EXERCISE:
Copy out all the data, word for word.

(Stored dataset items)
--- --- ---
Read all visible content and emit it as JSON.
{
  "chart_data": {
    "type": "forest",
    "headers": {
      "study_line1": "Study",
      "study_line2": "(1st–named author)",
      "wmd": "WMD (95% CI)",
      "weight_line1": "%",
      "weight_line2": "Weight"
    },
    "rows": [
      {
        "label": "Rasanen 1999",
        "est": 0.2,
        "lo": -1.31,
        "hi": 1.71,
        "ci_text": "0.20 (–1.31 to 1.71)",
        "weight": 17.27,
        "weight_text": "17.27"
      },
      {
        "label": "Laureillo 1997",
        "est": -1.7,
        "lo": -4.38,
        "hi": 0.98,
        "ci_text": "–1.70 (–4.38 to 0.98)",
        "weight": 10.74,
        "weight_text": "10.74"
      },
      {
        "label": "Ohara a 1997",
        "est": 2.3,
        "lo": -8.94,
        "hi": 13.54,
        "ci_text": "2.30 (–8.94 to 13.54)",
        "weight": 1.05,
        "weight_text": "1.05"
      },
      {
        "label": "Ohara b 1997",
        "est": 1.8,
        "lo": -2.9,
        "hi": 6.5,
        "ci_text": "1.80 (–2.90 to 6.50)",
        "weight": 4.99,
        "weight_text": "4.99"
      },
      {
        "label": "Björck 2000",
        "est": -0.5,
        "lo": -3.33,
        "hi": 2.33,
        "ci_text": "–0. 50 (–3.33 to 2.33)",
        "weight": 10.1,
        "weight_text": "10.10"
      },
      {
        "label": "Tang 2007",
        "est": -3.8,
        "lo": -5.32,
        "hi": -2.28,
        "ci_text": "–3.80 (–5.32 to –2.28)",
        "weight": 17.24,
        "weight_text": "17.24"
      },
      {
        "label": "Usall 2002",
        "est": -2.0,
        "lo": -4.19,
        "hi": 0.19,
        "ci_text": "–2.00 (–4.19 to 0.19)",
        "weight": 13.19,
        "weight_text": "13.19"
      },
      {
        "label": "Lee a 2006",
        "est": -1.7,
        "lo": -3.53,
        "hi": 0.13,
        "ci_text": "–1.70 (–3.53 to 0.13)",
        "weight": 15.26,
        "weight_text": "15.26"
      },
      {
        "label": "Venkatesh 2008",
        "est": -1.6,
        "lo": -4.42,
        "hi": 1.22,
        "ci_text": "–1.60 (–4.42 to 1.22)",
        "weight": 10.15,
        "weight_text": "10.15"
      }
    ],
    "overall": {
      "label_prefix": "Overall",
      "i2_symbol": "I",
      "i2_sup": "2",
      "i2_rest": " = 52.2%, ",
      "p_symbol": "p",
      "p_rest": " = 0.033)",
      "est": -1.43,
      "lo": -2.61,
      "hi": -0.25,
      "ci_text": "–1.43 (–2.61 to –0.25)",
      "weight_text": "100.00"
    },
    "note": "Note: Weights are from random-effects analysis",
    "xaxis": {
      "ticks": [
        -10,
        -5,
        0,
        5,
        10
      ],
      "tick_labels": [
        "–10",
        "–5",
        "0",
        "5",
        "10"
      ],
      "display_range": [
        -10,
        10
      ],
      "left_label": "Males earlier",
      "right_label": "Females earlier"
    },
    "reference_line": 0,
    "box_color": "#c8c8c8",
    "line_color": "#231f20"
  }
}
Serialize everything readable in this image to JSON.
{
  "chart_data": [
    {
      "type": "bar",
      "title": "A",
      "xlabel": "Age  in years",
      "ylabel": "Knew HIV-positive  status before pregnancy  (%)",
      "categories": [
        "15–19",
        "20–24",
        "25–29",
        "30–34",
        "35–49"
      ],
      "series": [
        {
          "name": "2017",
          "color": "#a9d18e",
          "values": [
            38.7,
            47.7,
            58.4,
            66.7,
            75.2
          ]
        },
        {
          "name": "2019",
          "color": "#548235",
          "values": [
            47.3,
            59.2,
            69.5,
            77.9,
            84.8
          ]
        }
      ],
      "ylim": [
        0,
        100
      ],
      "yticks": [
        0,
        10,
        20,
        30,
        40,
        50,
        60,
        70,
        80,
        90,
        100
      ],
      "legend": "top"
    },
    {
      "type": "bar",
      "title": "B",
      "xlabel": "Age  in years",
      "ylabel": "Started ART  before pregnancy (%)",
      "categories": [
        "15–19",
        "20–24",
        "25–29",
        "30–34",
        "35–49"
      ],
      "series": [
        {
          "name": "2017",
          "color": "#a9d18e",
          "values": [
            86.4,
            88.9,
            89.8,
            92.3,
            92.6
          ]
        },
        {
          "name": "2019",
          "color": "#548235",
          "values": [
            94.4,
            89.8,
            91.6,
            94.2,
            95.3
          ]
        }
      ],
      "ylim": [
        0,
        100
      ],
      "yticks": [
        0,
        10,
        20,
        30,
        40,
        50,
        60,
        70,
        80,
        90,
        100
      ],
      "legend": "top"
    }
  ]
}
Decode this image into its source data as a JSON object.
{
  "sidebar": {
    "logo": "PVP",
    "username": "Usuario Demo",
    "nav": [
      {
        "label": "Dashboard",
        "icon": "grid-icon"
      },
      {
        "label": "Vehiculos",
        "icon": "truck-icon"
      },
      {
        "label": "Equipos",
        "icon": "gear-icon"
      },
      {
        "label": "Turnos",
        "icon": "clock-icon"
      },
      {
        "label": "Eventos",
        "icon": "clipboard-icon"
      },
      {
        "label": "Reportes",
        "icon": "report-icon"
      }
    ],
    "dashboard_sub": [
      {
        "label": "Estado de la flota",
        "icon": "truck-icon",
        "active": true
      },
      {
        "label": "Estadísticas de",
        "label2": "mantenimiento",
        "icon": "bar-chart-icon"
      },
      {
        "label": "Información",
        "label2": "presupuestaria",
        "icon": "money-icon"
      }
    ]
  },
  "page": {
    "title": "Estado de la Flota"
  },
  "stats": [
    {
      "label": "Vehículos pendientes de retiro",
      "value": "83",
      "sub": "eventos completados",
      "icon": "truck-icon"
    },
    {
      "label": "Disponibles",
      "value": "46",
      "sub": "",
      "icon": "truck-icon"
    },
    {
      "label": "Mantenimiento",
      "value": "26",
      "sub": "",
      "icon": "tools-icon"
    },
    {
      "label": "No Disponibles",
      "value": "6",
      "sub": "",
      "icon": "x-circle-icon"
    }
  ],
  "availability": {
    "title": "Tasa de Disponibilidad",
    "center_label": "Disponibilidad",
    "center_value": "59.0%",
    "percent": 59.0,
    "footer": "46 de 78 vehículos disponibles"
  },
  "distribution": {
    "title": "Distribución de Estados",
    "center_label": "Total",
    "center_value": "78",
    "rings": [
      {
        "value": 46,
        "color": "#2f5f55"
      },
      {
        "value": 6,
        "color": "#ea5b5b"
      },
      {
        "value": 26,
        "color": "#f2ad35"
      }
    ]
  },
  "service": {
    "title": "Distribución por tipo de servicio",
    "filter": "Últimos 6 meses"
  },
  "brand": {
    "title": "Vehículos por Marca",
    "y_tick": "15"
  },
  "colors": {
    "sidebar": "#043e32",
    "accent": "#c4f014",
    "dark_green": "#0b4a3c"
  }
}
--- --- ---
COMPLETED EXERCISE:
Read all visible content and emit it as JSON.
{
  "chart_data": {
    "type": "forest",
    "headers": {
      "study_line1": "Study",
      "study_line2": "(1st–named author)",
      "wmd": "WMD (95% CI)",
      "weight_line1": "%",
      "weight_line2": "Weight"
    },
    "rows": [
      {
        "label": "Rasanen 1999",
        "est": 0.2,
        "lo": -1.31,
        "hi": 1.71,
        "ci_text": "0.20 (–1.31 to 1.71)",
        "weight": 17.27,
        "weight_text": "17.27"
      },
      {
        "label": "Laureillo 1997",
        "est": -1.7,
        "lo": -4.38,
        "hi": 0.98,
        "ci_text": "–1.70 (–4.38 to 0.98)",
        "weight": 10.74,
        "weight_text": "10.74"
      },
      {
        "label": "Ohara a 1997",
        "est": 2.3,
        "lo": -8.94,
        "hi": 13.54,
        "ci_text": "2.30 (–8.94 to 13.54)",
        "weight": 1.05,
        "weight_text": "1.05"
      },
      {
        "label": "Ohara b 1997",
        "est": 1.8,
        "lo": -2.9,
        "hi": 6.5,
        "ci_text": "1.80 (–2.90 to 6.50)",
        "weight": 4.99,
        "weight_text": "4.99"
      },
      {
        "label": "Björck 2000",
        "est": -0.5,
        "lo": -3.33,
        "hi": 2.33,
        "ci_text": "–0. 50 (–3.33 to 2.33)",
        "weight": 10.1,
        "weight_text": "10.10"
      },
      {
        "label": "Tang 2007",
        "est": -3.8,
        "lo": -5.32,
        "hi": -2.28,
        "ci_text": "–3.80 (–5.32 to –2.28)",
        "weight": 17.24,
        "weight_text": "17.24"
      },
      {
        "label": "Usall 2002",
        "est": -2.0,
        "lo": -4.19,
        "hi": 0.19,
        "ci_text": "–2.00 (–4.19 to 0.19)",
        "weight": 13.19,
        "weight_text": "13.19"
      },
      {
        "label": "Lee a 2006",
        "est": -1.7,
        "lo": -3.53,
        "hi": 0.13,
        "ci_text": "–1.70 (–3.53 to 0.13)",
        "weight": 15.26,
        "weight_text": "15.26"
      },
      {
        "label": "Venkatesh 2008",
        "est": -1.6,
        "lo": -4.42,
        "hi": 1.22,
        "ci_text": "–1.60 (–4.42 to 1.22)",
        "weight": 10.15,
        "weight_text": "10.15"
      }
    ],
    "overall": {
      "label_prefix": "Overall",
      "i2_symbol": "I",
      "i2_sup": "2",
      "i2_rest": " = 52.2%, ",
      "p_symbol": "p",
      "p_rest": " = 0.033)",
      "est": -1.43,
      "lo": -2.61,
      "hi": -0.25,
      "ci_text": "–1.43 (–2.61 to –0.25)",
      "weight_text": "100.00"
    },
    "note": "Note: Weights are from random-effects analysis",
    "xaxis": {
      "ticks": [
        -10,
        -5,
        0,
        5,
        10
      ],
      "tick_labels": [
        "–10",
        "–5",
        "0",
        "5",
        "10"
      ],
      "display_range": [
        -10,
        10
      ],
      "left_label": "Males earlier",
      "right_label": "Females earlier"
    },
    "reference_line": 0,
    "box_color": "#c8c8c8",
    "line_color": "#231f20"
  }
}
Serialize everything readable in this image to JSON.
{
  "chart_data": [
    {
      "type": "bar",
      "title": "A",
      "xlabel": "Age  in years",
      "ylabel": "Knew HIV-positive  status before pregnancy  (%)",
      "categories": [
        "15–19",
        "20–24",
        "25–29",
        "30–34",
        "35–49"
      ],
      "series": [
        {
          "name": "2017",
          "color": "#a9d18e",
          "values": [
            38.7,
            47.7,
            58.4,
            66.7,
            75.2
          ]
        },
        {
          "name": "2019",
          "color": "#548235",
          "values": [
            47.3,
            59.2,
            69.5,
            77.9,
            84.8
          ]
        }
      ],
      "ylim": [
        0,
        100
      ],
      "yticks": [
        0,
        10,
        20,
        30,
        40,
        50,
        60,
        70,
        80,
        90,
        100
      ],
      "legend": "top"
    },
    {
      "type": "bar",
      "title": "B",
      "xlabel": "Age  in years",
      "ylabel": "Started ART  before pregnancy (%)",
      "categories": [
        "15–19",
        "20–24",
        "25–29",
        "30–34",
        "35–49"
      ],
      "series": [
        {
          "name": "2017",
          "color": "#a9d18e",
          "values": [
            86.4,
            88.9,
            89.8,
            92.3,
            92.6
          ]
        },
        {
          "name": "2019",
          "color": "#548235",
          "values": [
            94.4,
            89.8,
            91.6,
            94.2,
            95.3
          ]
        }
      ],
      "ylim": [
        0,
        100
      ],
      "yticks": [
        0,
        10,
        20,
        30,
        40,
        50,
        60,
        70,
        80,
        90,
        100
      ],
      "legend": "top"
    }
  ]
}
Decode this image into its source data as a JSON object.
{
  "sidebar": {
    "logo": "PVP",
    "username": "Usuario Demo",
    "nav": [
      {
        "label": "Dashboard",
        "icon": "grid-icon"
      },
      {
        "label": "Vehiculos",
        "icon": "truck-icon"
      },
      {
        "label": "Equipos",
        "icon": "gear-icon"
      },
      {
        "label": "Turnos",
        "icon": "clock-icon"
      },
      {
        "label": "Eventos",
        "icon": "clipboard-icon"
      },
      {
        "label": "Reportes",
        "icon": "report-icon"
      }
    ],
    "dashboard_sub": [
      {
        "label": "Estado de la flota",
        "icon": "truck-icon",
        "active": true
      },
      {
        "label": "Estadísticas de",
        "label2": "mantenimiento",
        "icon": "bar-chart-icon"
      },
      {
        "label": "Información",
        "label2": "presupuestaria",
        "icon": "money-icon"
      }
    ]
  },
  "page": {
    "title": "Estado de la Flota"
  },
  "stats": [
    {
      "label": "Vehículos pendientes de retiro",
      "value": "83",
      "sub": "eventos completados",
      "icon": "truck-icon"
    },
    {
      "label": "Disponibles",
      "value": "46",
      "sub": "",
      "icon": "truck-icon"
    },
    {
      "label": "Mantenimiento",
      "value": "26",
      "sub": "",
      "icon": "tools-icon"
    },
    {
      "label": "No Disponibles",
      "value": "6",
      "sub": "",
      "icon": "x-circle-icon"
    }
  ],
  "availability": {
    "title": "Tasa de Disponibilidad",
    "center_label": "Disponibilidad",
    "center_value": "59.0%",
    "percent": 59.0,
    "footer": "46 de 78 vehículos disponibles"
  },
  "distribution": {
    "title": "Distribución de Estados",
    "center_label": "Total",
    "center_value": "78",
    "rings": [
      {
        "value": 46,
        "color": "#2f5f55"
      },
      {
        "value": 6,
        "color": "#ea5b5b"
      },
      {
        "value": 26,
        "color": "#f2ad35"
      }
    ]
  },
  "service": {
    "title": "Distribución por tipo de servicio",
    "filter": "Últimos 6 meses"
  },
  "brand": {
    "title": "Vehículos por Marca",
    "y_tick": "15"
  },
  "colors": {
    "sidebar": "#043e32",
    "accent": "#c4f014",
    "dark_green": "#0b4a3c"
  }
}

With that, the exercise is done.